• **Task directions**
Convert the items, starting at the first line and ending at the line that contains "- scale-bar: [63, 27, 213, 38]", into a Markdown table with an "Index" column for the row number and a "Text" column for the line, leaving out any blank lines.
-- begin Entries shown --
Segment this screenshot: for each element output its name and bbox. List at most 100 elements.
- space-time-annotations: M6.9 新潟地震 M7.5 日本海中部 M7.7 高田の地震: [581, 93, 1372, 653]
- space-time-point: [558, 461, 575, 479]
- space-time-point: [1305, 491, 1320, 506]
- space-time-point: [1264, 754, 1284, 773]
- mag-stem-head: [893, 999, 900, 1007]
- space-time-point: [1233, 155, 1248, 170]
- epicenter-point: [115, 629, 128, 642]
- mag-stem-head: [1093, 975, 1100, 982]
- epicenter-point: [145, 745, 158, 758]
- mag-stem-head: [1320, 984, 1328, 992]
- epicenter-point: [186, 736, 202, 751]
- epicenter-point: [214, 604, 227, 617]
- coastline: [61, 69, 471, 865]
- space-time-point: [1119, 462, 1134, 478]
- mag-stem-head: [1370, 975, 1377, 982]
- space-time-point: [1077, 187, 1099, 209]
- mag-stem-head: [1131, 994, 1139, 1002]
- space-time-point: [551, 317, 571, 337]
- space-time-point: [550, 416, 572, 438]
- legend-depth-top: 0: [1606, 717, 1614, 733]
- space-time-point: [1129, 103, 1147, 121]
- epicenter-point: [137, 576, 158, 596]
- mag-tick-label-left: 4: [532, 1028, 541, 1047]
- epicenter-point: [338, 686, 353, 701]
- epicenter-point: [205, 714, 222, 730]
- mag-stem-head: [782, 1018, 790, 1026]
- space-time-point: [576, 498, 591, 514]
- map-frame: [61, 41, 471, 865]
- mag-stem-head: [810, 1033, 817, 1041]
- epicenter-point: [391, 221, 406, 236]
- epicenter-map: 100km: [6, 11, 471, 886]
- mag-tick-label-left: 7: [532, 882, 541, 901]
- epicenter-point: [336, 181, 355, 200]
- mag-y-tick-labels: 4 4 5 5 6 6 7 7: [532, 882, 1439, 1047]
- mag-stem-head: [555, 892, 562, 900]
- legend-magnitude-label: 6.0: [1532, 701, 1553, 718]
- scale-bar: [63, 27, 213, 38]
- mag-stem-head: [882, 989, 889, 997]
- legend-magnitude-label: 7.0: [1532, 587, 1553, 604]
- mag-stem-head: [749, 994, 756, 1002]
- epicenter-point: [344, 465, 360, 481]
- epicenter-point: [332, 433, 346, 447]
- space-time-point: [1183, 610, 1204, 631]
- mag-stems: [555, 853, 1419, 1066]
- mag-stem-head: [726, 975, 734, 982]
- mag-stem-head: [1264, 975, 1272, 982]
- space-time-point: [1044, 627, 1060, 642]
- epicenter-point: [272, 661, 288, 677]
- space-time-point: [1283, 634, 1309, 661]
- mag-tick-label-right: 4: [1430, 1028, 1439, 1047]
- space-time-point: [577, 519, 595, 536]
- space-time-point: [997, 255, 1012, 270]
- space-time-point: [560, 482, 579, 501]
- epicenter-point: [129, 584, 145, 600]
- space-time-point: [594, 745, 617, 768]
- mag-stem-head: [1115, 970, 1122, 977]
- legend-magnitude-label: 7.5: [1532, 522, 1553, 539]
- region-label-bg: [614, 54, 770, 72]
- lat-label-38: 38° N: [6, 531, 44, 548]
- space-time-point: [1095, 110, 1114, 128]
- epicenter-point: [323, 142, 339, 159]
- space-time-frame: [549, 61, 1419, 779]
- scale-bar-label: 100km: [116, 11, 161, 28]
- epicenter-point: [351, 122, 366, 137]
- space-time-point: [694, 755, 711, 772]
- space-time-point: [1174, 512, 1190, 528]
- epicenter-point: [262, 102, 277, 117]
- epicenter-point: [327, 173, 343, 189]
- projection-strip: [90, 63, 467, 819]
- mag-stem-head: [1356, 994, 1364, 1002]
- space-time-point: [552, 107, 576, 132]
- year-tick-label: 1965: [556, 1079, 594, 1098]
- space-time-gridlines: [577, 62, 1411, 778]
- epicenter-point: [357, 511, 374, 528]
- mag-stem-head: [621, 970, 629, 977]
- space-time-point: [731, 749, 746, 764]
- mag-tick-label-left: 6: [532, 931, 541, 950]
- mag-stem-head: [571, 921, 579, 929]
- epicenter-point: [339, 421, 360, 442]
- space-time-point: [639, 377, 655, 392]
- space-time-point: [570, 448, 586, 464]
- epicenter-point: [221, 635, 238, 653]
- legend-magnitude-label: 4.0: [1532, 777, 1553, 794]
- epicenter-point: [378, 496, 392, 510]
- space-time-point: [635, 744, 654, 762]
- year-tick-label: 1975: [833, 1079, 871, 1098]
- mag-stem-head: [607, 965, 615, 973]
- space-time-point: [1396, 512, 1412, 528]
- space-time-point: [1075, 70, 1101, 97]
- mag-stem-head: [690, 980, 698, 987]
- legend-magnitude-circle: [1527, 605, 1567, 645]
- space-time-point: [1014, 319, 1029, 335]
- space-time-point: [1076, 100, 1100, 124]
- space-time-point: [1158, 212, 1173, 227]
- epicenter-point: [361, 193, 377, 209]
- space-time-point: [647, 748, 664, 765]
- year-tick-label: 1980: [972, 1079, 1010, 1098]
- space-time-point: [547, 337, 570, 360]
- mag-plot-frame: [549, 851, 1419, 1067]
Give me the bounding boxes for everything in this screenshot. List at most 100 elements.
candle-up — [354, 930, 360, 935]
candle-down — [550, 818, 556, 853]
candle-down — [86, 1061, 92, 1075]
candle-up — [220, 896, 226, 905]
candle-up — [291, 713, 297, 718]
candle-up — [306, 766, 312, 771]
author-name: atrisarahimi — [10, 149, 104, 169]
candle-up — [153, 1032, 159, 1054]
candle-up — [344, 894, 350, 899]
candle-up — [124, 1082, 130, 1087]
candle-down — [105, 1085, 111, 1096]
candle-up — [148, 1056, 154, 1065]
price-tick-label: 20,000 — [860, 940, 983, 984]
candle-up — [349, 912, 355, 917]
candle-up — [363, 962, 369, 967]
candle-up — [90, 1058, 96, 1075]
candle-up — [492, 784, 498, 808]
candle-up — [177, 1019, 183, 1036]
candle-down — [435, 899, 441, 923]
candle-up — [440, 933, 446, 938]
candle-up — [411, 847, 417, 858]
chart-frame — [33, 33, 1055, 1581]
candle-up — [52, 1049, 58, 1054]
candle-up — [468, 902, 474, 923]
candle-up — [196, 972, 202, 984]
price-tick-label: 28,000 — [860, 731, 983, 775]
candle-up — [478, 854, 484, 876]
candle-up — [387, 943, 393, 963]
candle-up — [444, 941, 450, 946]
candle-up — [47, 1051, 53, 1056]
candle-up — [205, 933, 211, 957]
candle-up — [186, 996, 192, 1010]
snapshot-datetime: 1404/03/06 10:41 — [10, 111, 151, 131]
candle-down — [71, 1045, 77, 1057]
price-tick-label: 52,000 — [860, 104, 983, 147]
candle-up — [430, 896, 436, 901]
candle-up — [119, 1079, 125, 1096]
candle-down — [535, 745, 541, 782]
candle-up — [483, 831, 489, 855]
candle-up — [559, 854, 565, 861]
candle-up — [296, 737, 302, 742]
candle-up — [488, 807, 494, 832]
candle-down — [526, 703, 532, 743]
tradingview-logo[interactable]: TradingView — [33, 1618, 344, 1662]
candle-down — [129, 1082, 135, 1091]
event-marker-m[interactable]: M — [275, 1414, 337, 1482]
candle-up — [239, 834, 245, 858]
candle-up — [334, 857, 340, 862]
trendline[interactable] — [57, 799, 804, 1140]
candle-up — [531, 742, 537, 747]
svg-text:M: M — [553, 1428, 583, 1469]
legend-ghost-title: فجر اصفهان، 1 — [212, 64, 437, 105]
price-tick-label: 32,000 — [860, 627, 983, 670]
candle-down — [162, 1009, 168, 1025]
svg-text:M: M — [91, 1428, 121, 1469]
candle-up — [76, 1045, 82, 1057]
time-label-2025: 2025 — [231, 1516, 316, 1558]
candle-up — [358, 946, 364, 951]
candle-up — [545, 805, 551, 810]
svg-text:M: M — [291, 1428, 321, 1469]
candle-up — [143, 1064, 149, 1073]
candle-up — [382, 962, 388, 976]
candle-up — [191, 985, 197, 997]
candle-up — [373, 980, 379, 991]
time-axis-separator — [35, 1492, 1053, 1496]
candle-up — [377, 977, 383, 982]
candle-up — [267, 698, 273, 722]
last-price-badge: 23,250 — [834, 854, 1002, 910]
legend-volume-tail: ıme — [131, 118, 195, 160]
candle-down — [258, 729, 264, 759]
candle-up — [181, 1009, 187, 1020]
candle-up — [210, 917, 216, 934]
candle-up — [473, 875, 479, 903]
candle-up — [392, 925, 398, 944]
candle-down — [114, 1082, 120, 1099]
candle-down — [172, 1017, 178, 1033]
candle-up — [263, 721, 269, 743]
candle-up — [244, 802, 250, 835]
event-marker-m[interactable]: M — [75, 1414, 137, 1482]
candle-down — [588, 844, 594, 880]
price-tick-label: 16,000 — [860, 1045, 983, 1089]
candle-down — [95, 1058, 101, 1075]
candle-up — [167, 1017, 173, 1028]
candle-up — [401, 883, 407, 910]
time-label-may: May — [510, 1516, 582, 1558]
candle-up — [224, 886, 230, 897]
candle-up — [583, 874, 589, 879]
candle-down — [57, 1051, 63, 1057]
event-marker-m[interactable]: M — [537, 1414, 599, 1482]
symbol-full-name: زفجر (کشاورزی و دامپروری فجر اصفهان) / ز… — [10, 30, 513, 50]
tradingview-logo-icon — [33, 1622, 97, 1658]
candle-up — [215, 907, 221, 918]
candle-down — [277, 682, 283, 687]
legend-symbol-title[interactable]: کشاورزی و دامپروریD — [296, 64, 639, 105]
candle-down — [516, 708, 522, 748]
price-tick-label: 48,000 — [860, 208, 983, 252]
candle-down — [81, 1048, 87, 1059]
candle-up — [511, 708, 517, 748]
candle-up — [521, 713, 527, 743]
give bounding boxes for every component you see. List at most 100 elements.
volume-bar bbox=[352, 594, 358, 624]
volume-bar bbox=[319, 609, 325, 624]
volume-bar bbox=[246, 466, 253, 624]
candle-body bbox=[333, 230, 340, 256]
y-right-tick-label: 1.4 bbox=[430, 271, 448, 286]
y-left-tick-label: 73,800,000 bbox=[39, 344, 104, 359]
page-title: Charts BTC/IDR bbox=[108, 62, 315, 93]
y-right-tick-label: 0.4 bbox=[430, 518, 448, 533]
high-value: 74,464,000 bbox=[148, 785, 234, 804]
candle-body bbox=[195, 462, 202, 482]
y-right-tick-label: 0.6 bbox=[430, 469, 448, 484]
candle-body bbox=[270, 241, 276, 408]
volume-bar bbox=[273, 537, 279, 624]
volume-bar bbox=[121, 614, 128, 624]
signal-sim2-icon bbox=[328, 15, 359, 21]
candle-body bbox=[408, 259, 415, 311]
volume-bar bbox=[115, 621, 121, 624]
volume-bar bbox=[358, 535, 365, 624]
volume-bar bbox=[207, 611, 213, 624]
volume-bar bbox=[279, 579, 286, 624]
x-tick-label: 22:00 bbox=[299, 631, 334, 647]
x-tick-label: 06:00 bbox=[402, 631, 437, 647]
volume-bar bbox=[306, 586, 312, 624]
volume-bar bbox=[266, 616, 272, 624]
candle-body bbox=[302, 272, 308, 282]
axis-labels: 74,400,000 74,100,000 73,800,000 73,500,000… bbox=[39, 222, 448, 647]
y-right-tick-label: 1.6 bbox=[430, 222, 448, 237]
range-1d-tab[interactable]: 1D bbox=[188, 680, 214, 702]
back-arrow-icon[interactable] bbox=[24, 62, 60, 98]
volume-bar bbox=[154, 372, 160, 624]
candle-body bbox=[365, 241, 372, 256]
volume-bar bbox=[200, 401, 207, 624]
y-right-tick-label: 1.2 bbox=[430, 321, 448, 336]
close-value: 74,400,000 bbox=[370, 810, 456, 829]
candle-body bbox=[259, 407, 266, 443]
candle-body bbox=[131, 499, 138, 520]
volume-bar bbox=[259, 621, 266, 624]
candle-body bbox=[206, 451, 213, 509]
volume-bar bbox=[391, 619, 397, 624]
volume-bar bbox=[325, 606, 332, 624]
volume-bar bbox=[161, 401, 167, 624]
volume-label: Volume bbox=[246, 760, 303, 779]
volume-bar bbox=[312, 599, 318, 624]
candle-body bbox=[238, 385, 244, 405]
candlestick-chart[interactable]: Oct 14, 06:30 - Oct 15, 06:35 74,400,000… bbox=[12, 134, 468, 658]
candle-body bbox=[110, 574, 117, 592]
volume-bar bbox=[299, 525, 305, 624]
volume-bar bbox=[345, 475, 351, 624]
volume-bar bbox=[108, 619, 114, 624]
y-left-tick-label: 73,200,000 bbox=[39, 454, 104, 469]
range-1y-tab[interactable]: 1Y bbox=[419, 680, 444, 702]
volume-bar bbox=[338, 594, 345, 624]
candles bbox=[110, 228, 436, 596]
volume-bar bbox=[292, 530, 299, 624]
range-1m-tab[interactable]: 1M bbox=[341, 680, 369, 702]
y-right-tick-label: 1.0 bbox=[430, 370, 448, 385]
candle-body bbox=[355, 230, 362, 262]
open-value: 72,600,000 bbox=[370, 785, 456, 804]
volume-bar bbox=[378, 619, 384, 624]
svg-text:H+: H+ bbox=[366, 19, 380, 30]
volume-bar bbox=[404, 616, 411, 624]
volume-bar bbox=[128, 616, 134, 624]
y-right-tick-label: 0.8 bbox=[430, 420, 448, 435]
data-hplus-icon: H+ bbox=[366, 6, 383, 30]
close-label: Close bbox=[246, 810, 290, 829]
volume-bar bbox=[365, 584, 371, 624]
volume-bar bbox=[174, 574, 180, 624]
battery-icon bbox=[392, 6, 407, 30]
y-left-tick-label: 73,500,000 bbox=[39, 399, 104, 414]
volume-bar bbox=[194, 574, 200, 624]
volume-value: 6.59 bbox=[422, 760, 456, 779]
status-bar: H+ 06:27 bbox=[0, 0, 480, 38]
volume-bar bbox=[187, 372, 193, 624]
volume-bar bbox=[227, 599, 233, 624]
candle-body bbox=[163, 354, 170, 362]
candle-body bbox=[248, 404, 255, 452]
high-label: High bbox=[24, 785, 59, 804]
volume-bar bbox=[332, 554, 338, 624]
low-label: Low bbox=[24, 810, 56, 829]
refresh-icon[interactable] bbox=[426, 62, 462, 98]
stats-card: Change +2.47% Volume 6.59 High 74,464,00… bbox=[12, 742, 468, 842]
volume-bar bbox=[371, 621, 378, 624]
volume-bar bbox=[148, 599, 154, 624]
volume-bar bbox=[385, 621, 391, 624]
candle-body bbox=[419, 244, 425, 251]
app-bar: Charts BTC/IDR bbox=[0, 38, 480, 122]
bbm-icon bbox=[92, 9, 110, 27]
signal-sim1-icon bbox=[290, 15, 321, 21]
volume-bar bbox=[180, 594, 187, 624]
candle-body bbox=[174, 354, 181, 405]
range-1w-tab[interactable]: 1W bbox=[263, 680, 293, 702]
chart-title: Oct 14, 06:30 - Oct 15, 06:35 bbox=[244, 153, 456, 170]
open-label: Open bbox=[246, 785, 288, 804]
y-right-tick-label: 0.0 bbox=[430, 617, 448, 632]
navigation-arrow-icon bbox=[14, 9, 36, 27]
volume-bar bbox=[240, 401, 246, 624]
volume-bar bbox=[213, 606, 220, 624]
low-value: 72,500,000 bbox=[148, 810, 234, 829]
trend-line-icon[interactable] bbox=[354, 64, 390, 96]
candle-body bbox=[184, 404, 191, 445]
-- end Entries shown --
• **Output**
| Index | Text |
|---|---|
| 1 | Segment this screenshot: for each element output its name and bbox. List at most 100 elements. |
| 2 | - space-time-annotations: M6.9 新潟地震 M7.5 日本海中部 M7.7 高田の地震: [581, 93, 1372, 653] |
| 3 | - space-time-point: [558, 461, 575, 479] |
| 4 | - space-time-point: [1305, 491, 1320, 506] |
| 5 | - space-time-point: [1264, 754, 1284, 773] |
| 6 | - mag-stem-head: [893, 999, 900, 1007] |
| 7 | - space-time-point: [1233, 155, 1248, 170] |
| 8 | - epicenter-point: [115, 629, 128, 642] |
| 9 | - mag-stem-head: [1093, 975, 1100, 982] |
| 10 | - epicenter-point: [145, 745, 158, 758] |
| 11 | - mag-stem-head: [1320, 984, 1328, 992] |
| 12 | - epicenter-point: [186, 736, 202, 751] |
| 13 | - epicenter-point: [214, 604, 227, 617] |
| 14 | - coastline: [61, 69, 471, 865] |
| 15 | - space-time-point: [1119, 462, 1134, 478] |
| 16 | - mag-stem-head: [1370, 975, 1377, 982] |
| 17 | - space-time-point: [1077, 187, 1099, 209] |
| 18 | - mag-stem-head: [1131, 994, 1139, 1002] |
| 19 | - space-time-point: [551, 317, 571, 337] |
| 20 | - space-time-point: [550, 416, 572, 438] |
| 21 | - legend-depth-top: 0: [1606, 717, 1614, 733] |
| 22 | - space-time-point: [1129, 103, 1147, 121] |
| 23 | - epicenter-point: [137, 576, 158, 596] |
| 24 | - mag-tick-label-left: 4: [532, 1028, 541, 1047] |
| 25 | - epicenter-point: [338, 686, 353, 701] |
| 26 | - epicenter-point: [205, 714, 222, 730] |
| 27 | - mag-stem-head: [782, 1018, 790, 1026] |
| 28 | - space-time-point: [576, 498, 591, 514] |
| 29 | - map-frame: [61, 41, 471, 865] |
| 30 | - mag-stem-head: [810, 1033, 817, 1041] |
| 31 | - epicenter-point: [391, 221, 406, 236] |
| 32 | - epicenter-map: 100km: [6, 11, 471, 886] |
| 33 | - mag-tick-label-left: 7: [532, 882, 541, 901] |
| 34 | - epicenter-point: [336, 181, 355, 200] |
| 35 | - mag-y-tick-labels: 4 4 5 5 6 6 7 7: [532, 882, 1439, 1047] |
| 36 | - mag-stem-head: [555, 892, 562, 900] |
| 37 | - legend-magnitude-label: 6.0: [1532, 701, 1553, 718] |
| 38 | - scale-bar: [63, 27, 213, 38] |